*What you should do*
Check each line below for the word "text", and copy those that have it.

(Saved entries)

::::::

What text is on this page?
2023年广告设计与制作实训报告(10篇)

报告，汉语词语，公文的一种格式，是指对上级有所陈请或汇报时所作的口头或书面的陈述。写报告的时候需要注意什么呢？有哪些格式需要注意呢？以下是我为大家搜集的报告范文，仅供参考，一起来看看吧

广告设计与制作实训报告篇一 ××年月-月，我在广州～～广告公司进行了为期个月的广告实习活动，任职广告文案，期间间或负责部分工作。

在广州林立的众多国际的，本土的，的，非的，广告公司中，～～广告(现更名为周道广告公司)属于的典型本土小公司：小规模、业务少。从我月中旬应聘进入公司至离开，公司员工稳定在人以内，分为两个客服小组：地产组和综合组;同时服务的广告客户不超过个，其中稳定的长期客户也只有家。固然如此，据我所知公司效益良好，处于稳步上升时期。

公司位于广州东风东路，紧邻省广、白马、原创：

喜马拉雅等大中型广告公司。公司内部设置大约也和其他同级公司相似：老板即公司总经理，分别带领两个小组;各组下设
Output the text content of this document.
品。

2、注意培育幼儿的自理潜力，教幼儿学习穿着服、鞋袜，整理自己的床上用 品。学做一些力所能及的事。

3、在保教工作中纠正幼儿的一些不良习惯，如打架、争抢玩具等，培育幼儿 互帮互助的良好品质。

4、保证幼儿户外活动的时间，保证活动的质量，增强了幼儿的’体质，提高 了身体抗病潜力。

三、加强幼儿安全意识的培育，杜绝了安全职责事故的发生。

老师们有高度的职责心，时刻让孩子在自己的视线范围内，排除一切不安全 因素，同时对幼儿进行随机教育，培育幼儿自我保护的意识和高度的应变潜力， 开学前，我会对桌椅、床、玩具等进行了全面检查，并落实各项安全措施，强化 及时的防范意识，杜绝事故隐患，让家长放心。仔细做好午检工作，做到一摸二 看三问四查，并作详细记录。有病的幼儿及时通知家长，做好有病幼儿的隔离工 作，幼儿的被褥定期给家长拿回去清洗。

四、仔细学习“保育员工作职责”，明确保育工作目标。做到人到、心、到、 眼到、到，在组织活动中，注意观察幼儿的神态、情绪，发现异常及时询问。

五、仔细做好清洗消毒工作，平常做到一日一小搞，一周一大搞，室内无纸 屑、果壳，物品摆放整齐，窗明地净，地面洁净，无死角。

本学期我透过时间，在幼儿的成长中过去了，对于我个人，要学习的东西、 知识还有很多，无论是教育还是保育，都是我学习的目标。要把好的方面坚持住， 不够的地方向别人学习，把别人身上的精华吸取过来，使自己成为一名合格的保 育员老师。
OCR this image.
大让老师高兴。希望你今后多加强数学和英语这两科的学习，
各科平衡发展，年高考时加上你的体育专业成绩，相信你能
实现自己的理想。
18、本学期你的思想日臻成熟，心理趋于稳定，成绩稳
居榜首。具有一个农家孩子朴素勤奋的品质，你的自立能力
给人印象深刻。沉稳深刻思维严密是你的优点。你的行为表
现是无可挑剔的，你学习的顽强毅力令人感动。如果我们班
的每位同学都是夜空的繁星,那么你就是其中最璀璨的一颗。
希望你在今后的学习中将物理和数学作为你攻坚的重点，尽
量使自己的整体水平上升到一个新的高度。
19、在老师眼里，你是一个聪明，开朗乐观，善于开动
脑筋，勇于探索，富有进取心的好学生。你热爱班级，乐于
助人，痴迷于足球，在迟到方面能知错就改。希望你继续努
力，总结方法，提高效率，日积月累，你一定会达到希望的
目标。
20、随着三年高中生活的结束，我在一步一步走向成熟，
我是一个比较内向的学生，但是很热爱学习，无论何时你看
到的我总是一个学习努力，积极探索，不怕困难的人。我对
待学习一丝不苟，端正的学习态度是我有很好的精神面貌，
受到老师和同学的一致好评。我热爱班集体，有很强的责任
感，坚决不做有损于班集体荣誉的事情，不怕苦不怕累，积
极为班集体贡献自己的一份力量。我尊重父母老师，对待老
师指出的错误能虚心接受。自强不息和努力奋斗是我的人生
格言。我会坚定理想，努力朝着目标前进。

::::::

*Output for this exercise*
What text is on this page?
Output the text content of this document.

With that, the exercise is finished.